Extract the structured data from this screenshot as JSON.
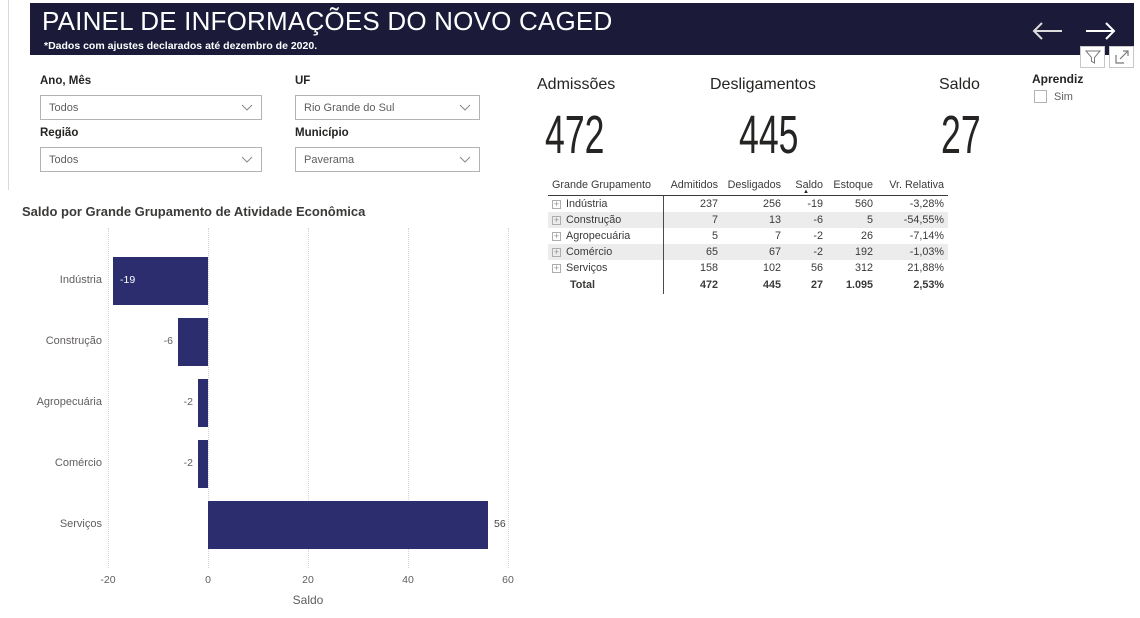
{
  "header": {
    "title": "PAINEL DE INFORMAÇÕES DO NOVO CAGED",
    "subtitle": "*Dados com ajustes declarados até dezembro de 2020.",
    "bg_color": "#1b1b39"
  },
  "filters": [
    {
      "label": "Ano, Mês",
      "value": "Todos"
    },
    {
      "label": "UF",
      "value": "Rio Grande do Sul"
    },
    {
      "label": "Região",
      "value": "Todos"
    },
    {
      "label": "Município",
      "value": "Paverama"
    }
  ],
  "kpis": [
    {
      "label": "Admissões",
      "value": "472"
    },
    {
      "label": "Desligamentos",
      "value": "445"
    },
    {
      "label": "Saldo",
      "value": "27"
    }
  ],
  "aprendiz": {
    "label": "Aprendiz",
    "option": "Sim",
    "checked": false
  },
  "table": {
    "columns": [
      "Grande Grupamento",
      "Admitidos",
      "Desligados",
      "Saldo",
      "Estoque",
      "Vr. Relativa"
    ],
    "sort_column": "Saldo",
    "sort_indicator": "▲",
    "rows": [
      {
        "name": "Indústria",
        "admitidos": "237",
        "desligados": "256",
        "saldo": "-19",
        "estoque": "560",
        "vr": "-3,28%"
      },
      {
        "name": "Construção",
        "admitidos": "7",
        "desligados": "13",
        "saldo": "-6",
        "estoque": "5",
        "vr": "-54,55%"
      },
      {
        "name": "Agropecuária",
        "admitidos": "5",
        "desligados": "7",
        "saldo": "-2",
        "estoque": "26",
        "vr": "-7,14%"
      },
      {
        "name": "Comércio",
        "admitidos": "65",
        "desligados": "67",
        "saldo": "-2",
        "estoque": "192",
        "vr": "-1,03%"
      },
      {
        "name": "Serviços",
        "admitidos": "158",
        "desligados": "102",
        "saldo": "56",
        "estoque": "312",
        "vr": "21,88%"
      }
    ],
    "total": {
      "name": "Total",
      "admitidos": "472",
      "desligados": "445",
      "saldo": "27",
      "estoque": "1.095",
      "vr": "2,53%"
    }
  },
  "chart_data": {
    "type": "bar",
    "orientation": "horizontal",
    "title": "Saldo por Grande Grupamento de Atividade Econômica",
    "categories": [
      "Indústria",
      "Construção",
      "Agropecuária",
      "Comércio",
      "Serviços"
    ],
    "values": [
      -19,
      -6,
      -2,
      -2,
      56
    ],
    "xlabel": "Saldo",
    "xlim": [
      -20,
      60
    ],
    "xticks": [
      -20,
      0,
      20,
      40,
      60
    ],
    "bar_color": "#2b2d6e",
    "grid": "dotted-vertical",
    "legend": "none"
  },
  "colors": {
    "header_bg": "#1b1b39",
    "bar": "#2b2d6e",
    "stripe": "#ececec",
    "text_dark": "#252423",
    "text_gray": "#605e5c"
  }
}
========================================
* AIM: Looking at the material above, count the lines containing the string "name" and reply with the count alone.

* TASK RESULT: 6